→ Request
Pull out each line of the records holding the string "label".

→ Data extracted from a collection
┌──

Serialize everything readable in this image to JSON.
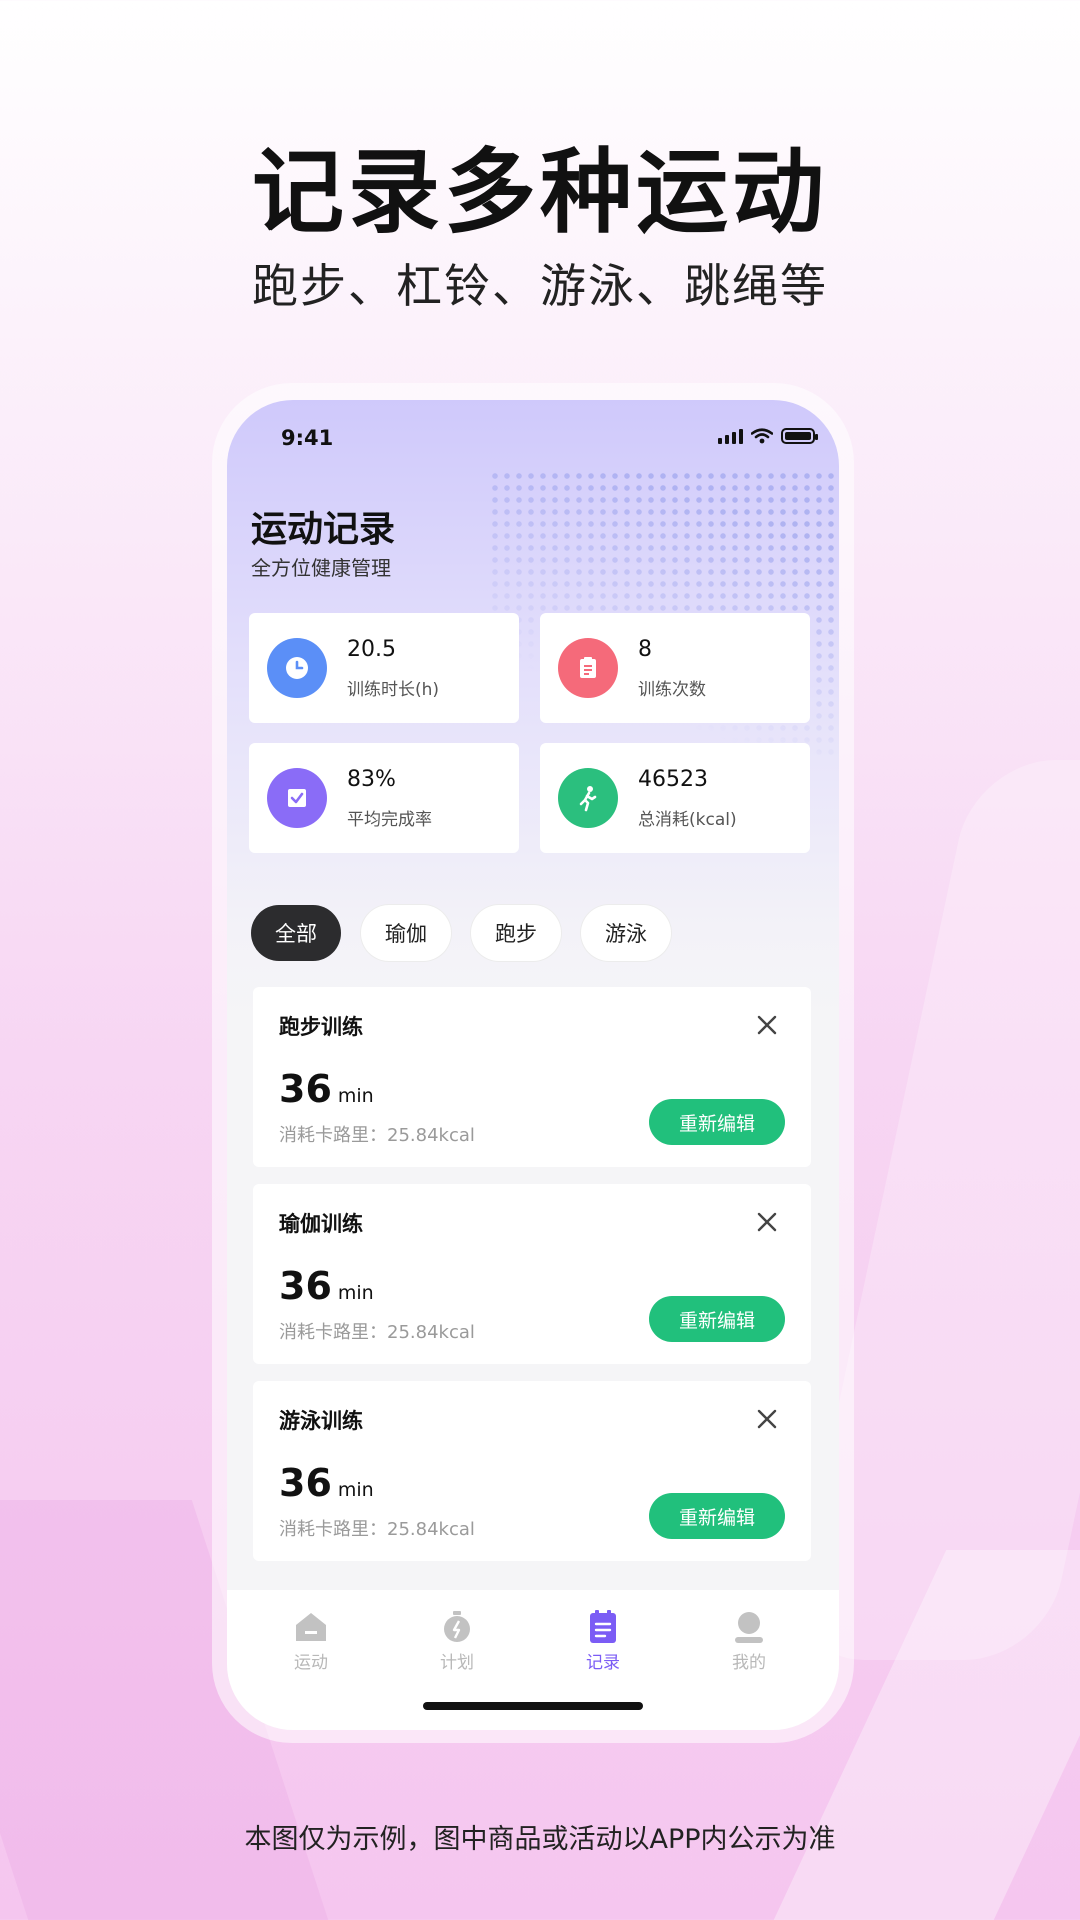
{
  "promo": {
    "headline": "记录多种运动",
    "subline": "跑步、杠铃、游泳、跳绳等",
    "disclaimer": "本图仅为示例，图中商品或活动以APP内公示为准"
  },
  "status_bar": {
    "time": "9:41"
  },
  "header": {
    "title": "运动记录",
    "subtitle": "全方位健康管理"
  },
  "stats": [
    {
      "value": "20.5",
      "label": "训练时长(h)",
      "icon": "clock-icon",
      "color": "#5b8ff7"
    },
    {
      "value": "8",
      "label": "训练次数",
      "icon": "clipboard-icon",
      "color": "#f56a7a"
    },
    {
      "value": "83%",
      "label": "平均完成率",
      "icon": "checklist-icon",
      "color": "#8a6cf7"
    },
    {
      "value": "46523",
      "label": "总消耗(kcal)",
      "icon": "walking-icon",
      "color": "#2bbf7e"
    }
  ],
  "filters": [
    "全部",
    "瑜伽",
    "跑步",
    "游泳"
  ],
  "active_filter": "全部",
  "records": [
    {
      "title": "跑步训练",
      "duration": "36",
      "unit": "min",
      "calories": "消耗卡路里：25.84kcal",
      "button": "重新编辑"
    },
    {
      "title": "瑜伽训练",
      "duration": "36",
      "unit": "min",
      "calories": "消耗卡路里：25.84kcal",
      "button": "重新编辑"
    },
    {
      "title": "游泳训练",
      "duration": "36",
      "unit": "min",
      "calories": "消耗卡路里：25.84kcal",
      "button": "重新编辑"
    }
  ],
  "tabbar": [
    {
      "label": "运动",
      "icon": "home-icon"
    },
    {
      "label": "计划",
      "icon": "stopwatch-icon"
    },
    {
      "label": "记录",
      "icon": "record-icon",
      "active": true
    },
    {
      "label": "我的",
      "icon": "profile-icon"
    }
  ],
  "colors": {
    "accent": "#7b5cf5",
    "button_green": "#21c07c"
  }
}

└──

→ Solution for this problem
      "label": "训练时长(h)",
      "label": "训练次数",
      "label": "平均完成率",
      "label": "总消耗(kcal)",
      "label": "运动",
      "label": "计划",
      "label": "记录",
      "label": "我的",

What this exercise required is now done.